### PROBLEM DESCRIPTION
Lines that hold the word "kind" should be located and copied.
━━━━━ DATA SUPPLIED ━━━━━
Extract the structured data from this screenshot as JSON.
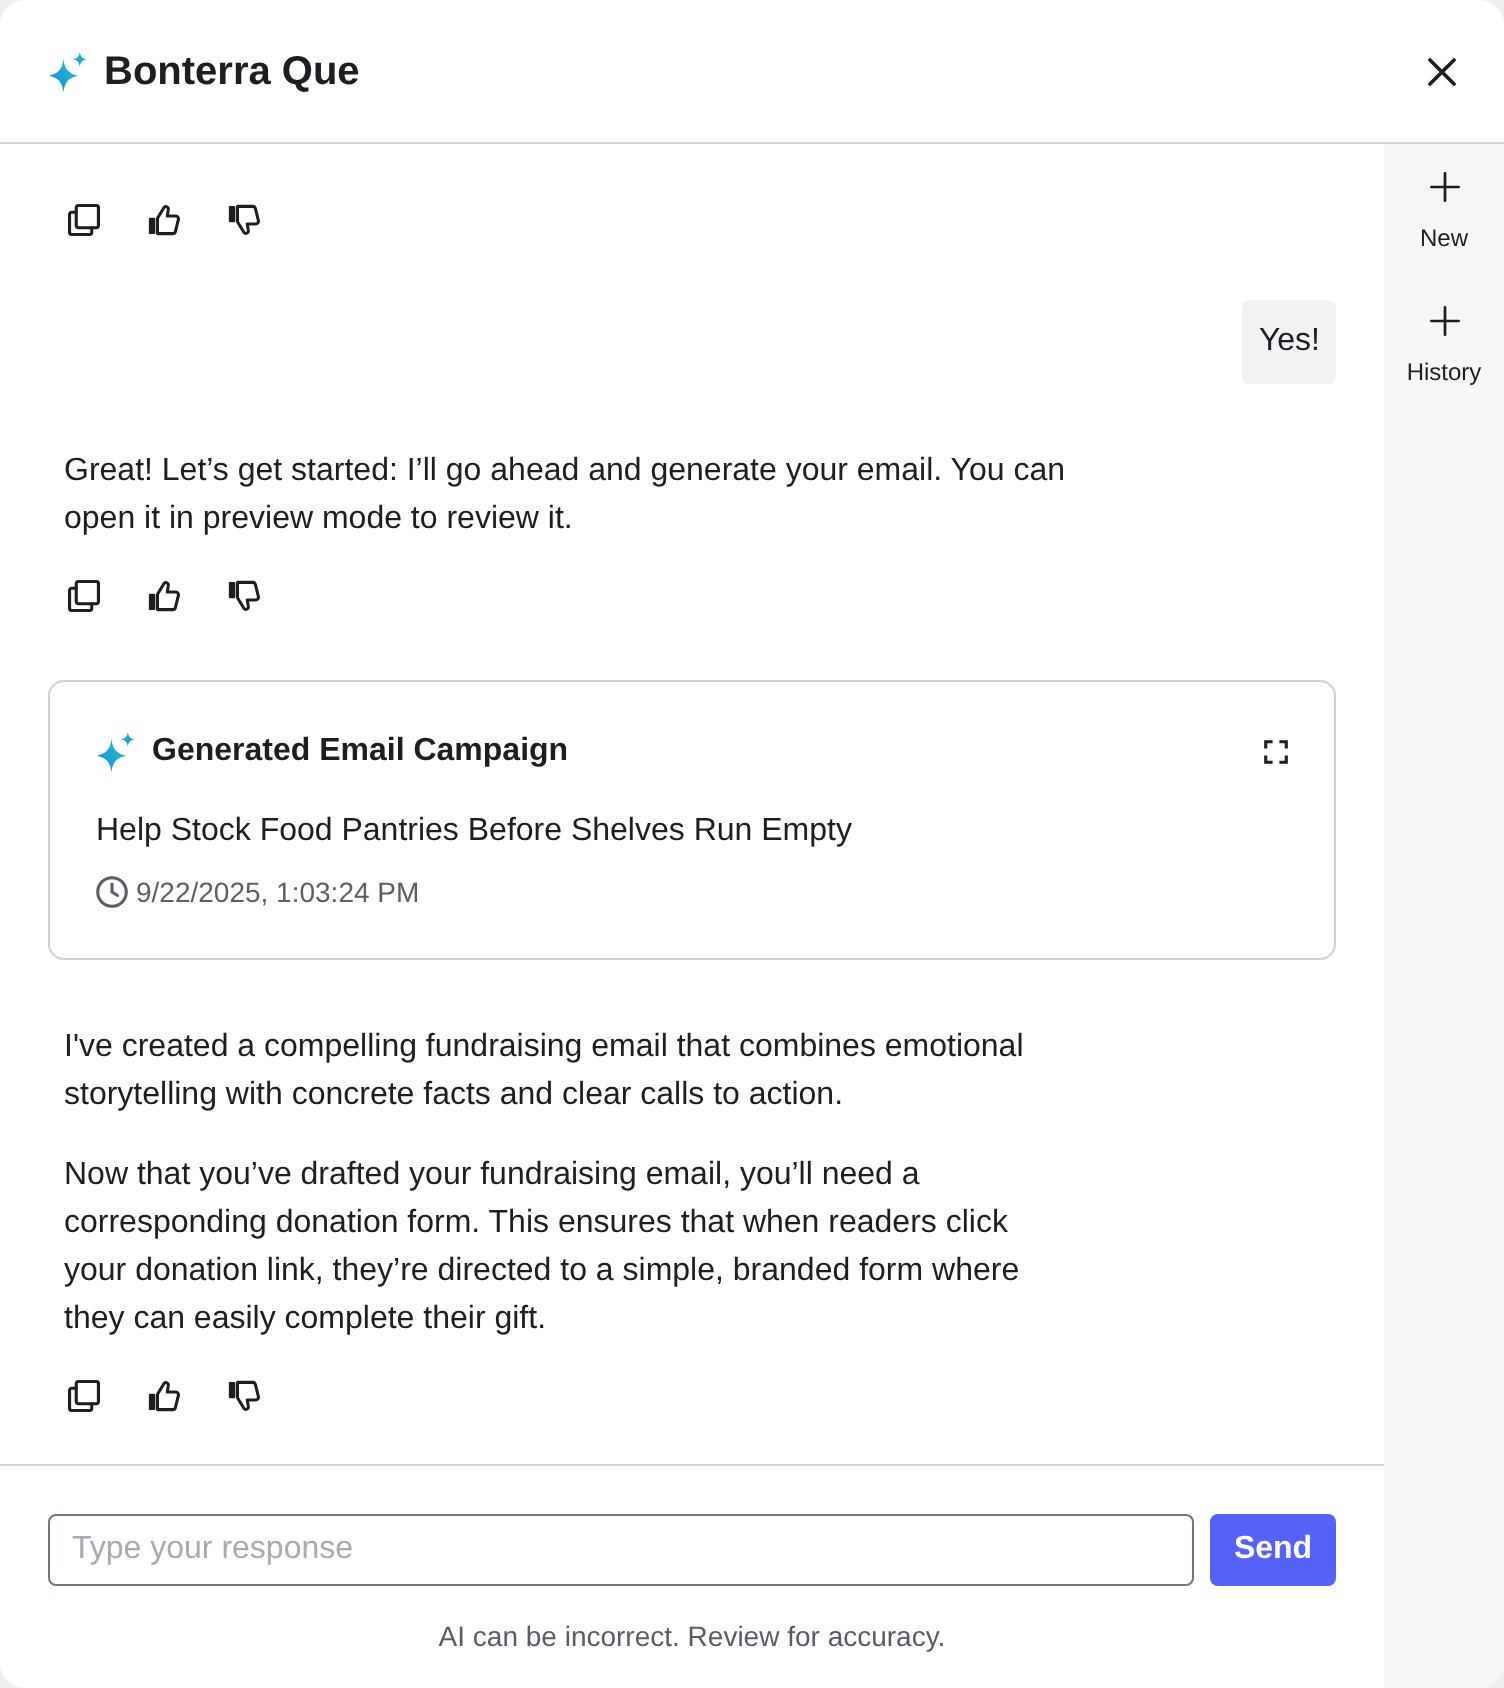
{
  "header": {
    "title": "Bonterra Que"
  },
  "messages": [
    {
      "kind": "assistant"
    },
    {
      "kind": "user",
      "text": "Yes!"
    },
    {
      "kind": "assistant",
      "paragraphs": [
        "Great! Let’s get started: I’ll go ahead and generate your email. You can open it in preview mode to review it."
      ]
    },
    {
      "kind": "artifact",
      "title": "Generated Email Campaign",
      "subject": "Help Stock Food Pantries Before Shelves Run Empty",
      "timestamp": "9/22/2025, 1:03:24 PM"
    },
    {
      "kind": "assistant",
      "paragraphs": [
        "I've created a compelling fundraising email that combines emotional storytelling with concrete facts and clear calls to action.",
        "Now that you’ve drafted your fundraising email, you’ll need a corresponding donation form. This ensures that when readers click your donation link, they’re directed to a simple, branded form where they can easily complete their gift."
      ]
    }
  ],
  "sidebar": {
    "items": [
      {
        "label": "New"
      },
      {
        "label": "History"
      }
    ]
  },
  "composer": {
    "placeholder": "Type your response",
    "send": "Send",
    "disclaimer": "AI can be incorrect. Review for accuracy."
  }
}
━━━━━
### TASK ANSWER
      "kind": "assistant"
      "kind": "user",
      "kind": "assistant",
      "kind": "artifact",
      "kind": "assistant",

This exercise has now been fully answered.